Search the data below for the word "nghề" and copy each line that holds it.

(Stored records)

----

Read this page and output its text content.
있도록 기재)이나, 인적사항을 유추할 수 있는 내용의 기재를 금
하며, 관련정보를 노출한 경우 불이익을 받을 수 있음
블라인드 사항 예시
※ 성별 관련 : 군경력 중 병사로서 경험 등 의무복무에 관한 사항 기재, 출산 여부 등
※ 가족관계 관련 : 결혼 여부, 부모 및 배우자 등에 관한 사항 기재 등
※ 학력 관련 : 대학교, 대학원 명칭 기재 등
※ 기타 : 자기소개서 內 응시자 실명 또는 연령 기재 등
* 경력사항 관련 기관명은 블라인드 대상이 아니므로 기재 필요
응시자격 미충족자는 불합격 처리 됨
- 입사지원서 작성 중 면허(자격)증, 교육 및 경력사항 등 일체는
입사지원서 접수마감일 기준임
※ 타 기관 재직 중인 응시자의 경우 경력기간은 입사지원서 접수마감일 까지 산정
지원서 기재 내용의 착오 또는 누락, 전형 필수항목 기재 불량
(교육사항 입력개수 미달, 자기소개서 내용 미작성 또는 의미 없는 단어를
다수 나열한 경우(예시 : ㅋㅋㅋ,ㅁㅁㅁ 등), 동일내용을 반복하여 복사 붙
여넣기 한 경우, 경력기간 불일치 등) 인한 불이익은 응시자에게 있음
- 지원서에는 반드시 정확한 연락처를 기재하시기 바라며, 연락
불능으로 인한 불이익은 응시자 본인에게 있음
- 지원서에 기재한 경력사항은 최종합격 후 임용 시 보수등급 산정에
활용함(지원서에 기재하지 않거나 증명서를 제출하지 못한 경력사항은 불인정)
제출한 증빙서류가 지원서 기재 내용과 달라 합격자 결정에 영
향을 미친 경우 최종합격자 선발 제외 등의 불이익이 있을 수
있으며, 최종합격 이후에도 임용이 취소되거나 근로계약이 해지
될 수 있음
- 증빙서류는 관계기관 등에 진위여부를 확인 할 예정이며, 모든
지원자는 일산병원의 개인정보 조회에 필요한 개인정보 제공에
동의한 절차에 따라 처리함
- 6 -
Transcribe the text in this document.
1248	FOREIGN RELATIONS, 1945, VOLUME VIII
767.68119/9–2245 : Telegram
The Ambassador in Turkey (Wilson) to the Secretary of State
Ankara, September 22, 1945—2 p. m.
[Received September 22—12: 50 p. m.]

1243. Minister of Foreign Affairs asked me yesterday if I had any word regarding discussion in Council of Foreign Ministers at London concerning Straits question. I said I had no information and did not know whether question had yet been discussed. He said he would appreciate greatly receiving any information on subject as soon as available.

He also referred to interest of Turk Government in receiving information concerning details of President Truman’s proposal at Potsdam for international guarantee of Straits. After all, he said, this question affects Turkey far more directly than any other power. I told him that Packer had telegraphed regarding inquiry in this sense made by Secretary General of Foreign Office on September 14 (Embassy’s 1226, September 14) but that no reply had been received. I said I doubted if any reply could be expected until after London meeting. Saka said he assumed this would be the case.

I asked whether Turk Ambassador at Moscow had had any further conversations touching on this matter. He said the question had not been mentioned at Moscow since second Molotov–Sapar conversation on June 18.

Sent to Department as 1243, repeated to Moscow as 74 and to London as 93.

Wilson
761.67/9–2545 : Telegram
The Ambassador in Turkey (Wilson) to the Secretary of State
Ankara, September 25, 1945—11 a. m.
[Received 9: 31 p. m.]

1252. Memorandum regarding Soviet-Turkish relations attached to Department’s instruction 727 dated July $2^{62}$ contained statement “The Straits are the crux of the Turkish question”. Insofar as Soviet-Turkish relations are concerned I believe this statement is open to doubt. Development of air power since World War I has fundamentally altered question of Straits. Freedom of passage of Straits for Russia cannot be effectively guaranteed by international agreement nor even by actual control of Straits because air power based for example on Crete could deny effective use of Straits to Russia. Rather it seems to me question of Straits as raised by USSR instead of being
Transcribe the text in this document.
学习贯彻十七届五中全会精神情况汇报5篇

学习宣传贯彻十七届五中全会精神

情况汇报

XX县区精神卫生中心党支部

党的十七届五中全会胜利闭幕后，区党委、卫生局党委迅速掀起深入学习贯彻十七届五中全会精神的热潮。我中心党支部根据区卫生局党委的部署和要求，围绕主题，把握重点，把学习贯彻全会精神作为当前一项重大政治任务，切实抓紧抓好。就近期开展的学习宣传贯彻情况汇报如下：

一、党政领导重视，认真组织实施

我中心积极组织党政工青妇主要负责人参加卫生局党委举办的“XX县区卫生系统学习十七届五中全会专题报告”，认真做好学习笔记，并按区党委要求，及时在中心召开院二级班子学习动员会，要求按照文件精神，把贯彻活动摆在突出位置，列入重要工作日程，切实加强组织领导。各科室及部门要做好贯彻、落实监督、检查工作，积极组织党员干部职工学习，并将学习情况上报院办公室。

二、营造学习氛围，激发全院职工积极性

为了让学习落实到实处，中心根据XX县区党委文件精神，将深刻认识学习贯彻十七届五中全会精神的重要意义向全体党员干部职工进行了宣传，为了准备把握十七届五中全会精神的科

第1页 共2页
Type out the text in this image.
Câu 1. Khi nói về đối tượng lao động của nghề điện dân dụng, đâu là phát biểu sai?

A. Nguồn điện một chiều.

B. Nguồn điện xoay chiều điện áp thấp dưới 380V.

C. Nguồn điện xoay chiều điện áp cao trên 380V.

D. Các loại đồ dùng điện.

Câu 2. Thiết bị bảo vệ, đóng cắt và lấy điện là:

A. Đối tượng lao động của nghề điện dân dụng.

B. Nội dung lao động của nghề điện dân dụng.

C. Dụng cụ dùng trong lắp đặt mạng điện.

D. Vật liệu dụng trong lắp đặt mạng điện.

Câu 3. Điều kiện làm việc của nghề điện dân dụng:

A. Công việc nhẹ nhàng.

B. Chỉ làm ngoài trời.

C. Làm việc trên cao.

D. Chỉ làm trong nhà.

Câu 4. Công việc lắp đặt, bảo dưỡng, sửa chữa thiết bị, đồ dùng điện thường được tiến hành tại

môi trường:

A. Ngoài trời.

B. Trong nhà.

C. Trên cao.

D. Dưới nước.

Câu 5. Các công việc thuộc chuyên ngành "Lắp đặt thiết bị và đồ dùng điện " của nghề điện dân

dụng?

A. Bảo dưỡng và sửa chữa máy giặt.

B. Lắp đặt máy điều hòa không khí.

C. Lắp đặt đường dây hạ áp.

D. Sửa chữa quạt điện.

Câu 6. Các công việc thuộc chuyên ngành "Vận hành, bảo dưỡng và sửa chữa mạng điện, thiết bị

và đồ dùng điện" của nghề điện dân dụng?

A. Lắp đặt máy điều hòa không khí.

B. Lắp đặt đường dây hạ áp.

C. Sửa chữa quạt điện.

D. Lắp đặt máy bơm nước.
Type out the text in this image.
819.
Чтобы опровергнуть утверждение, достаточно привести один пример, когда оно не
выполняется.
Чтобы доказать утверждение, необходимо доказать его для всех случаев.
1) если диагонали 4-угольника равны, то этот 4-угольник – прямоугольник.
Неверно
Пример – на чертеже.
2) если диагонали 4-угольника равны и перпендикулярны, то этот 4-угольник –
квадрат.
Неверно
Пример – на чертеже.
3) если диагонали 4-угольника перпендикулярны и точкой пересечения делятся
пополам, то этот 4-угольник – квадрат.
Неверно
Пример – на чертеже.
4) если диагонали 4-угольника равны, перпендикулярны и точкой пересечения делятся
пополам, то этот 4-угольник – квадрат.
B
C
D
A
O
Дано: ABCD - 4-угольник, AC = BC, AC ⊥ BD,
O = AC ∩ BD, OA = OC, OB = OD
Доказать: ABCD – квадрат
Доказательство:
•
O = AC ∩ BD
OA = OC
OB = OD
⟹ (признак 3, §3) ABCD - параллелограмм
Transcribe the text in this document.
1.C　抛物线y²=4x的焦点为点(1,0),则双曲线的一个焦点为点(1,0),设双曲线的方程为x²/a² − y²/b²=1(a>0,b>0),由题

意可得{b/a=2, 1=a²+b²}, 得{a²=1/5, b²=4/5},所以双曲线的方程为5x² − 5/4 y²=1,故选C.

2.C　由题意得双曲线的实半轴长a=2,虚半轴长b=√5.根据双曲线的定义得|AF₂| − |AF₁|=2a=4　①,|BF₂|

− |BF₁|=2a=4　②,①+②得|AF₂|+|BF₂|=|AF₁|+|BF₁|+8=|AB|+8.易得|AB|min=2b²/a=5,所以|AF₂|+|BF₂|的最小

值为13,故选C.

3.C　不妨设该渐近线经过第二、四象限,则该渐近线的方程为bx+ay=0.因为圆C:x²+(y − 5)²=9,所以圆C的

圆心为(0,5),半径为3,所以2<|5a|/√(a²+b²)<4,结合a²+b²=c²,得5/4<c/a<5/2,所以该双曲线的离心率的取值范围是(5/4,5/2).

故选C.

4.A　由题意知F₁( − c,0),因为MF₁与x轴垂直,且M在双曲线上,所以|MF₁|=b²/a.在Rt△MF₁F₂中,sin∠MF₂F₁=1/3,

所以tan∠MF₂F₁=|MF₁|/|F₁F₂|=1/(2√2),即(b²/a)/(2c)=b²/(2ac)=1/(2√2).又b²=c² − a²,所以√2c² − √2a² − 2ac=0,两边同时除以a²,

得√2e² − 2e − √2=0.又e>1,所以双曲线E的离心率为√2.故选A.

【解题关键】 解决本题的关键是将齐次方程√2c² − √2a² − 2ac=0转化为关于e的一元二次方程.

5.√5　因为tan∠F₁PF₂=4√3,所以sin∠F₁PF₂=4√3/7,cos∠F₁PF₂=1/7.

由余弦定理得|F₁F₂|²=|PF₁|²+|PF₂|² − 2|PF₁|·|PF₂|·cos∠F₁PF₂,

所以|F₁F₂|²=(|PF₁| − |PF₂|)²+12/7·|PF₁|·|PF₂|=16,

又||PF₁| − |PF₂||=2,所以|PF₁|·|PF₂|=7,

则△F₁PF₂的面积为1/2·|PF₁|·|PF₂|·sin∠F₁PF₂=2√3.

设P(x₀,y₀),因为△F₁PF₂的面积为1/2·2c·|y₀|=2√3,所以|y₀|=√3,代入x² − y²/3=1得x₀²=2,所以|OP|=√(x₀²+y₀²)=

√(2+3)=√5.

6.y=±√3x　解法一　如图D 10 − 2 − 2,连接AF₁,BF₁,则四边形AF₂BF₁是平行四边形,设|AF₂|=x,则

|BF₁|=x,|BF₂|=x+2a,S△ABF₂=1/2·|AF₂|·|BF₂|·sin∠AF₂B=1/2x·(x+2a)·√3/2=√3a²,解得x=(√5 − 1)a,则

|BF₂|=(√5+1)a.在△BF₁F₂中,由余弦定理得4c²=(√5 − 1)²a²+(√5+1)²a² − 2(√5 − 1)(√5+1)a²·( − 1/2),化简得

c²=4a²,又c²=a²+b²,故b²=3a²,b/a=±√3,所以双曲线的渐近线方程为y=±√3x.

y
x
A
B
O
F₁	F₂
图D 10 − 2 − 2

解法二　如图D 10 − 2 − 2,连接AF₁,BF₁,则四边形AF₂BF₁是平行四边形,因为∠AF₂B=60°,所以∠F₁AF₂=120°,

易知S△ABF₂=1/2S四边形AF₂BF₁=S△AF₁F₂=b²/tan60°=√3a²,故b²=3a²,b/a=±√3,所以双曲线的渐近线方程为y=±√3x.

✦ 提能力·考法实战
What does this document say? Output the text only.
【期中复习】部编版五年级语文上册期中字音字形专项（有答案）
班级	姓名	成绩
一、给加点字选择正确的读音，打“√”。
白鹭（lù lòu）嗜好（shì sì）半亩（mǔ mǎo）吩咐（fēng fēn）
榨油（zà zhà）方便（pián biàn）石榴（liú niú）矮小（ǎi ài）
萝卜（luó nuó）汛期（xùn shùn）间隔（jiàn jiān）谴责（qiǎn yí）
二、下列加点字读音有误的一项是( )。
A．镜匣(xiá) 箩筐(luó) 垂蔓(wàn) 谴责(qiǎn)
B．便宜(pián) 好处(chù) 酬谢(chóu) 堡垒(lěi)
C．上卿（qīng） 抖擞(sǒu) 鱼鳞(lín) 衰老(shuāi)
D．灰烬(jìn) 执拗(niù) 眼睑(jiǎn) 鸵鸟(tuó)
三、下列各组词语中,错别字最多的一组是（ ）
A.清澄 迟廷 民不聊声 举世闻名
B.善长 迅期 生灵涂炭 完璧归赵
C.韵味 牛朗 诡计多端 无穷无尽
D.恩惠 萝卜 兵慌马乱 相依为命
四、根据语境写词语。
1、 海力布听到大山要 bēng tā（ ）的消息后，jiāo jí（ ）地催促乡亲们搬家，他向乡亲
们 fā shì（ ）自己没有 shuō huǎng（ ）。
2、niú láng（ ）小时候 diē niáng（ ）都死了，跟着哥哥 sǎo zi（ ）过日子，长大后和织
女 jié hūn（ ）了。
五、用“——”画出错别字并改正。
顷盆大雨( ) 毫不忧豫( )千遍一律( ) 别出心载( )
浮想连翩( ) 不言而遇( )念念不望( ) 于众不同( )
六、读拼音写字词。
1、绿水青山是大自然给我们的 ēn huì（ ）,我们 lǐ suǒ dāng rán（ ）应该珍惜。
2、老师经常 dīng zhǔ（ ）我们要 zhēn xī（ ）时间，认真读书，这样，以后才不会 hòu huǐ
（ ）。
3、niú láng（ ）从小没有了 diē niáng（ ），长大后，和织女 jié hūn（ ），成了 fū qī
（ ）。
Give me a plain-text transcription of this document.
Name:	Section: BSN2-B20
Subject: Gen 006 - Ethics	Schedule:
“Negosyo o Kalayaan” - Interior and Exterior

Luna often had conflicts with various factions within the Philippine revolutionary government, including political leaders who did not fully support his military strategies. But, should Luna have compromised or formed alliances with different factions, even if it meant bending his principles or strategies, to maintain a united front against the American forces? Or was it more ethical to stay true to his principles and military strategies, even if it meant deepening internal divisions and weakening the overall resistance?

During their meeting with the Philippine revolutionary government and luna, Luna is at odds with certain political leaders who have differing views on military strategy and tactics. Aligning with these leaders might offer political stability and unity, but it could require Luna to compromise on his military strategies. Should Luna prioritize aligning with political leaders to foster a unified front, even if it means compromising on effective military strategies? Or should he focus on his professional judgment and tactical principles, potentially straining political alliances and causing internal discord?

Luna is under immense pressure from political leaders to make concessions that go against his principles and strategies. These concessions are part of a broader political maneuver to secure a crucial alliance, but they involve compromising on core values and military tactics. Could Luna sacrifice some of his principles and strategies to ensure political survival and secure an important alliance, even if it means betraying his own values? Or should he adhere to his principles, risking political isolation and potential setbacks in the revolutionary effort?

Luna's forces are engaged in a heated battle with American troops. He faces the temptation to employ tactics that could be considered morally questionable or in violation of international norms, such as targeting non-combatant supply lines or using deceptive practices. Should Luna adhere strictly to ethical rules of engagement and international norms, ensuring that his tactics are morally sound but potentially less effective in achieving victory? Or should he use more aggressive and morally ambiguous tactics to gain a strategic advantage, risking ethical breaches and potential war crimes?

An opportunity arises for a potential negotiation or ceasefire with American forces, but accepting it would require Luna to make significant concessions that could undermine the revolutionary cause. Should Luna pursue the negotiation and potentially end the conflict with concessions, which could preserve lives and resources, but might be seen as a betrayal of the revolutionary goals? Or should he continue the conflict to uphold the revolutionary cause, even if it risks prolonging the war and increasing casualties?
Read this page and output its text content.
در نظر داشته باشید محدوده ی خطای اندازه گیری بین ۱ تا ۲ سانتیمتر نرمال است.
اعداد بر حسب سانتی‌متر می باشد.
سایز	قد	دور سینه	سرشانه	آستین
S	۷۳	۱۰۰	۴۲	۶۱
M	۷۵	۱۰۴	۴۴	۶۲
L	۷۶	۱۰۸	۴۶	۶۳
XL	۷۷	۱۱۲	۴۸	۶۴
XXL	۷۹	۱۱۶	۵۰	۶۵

----

** Result of this task **
Câu 1. Khi nói về đối tượng lao động của nghề điện dân dụng, đâu là phát biểu sai?
A. Đối tượng lao động của nghề điện dân dụng.
B. Nội dung lao động của nghề điện dân dụng.
Câu 3. Điều kiện làm việc của nghề điện dân dụng:
Câu 5. Các công việc thuộc chuyên ngành "Lắp đặt thiết bị và đồ dùng điện " của nghề điện dân
và đồ dùng điện" của nghề điện dân dụng?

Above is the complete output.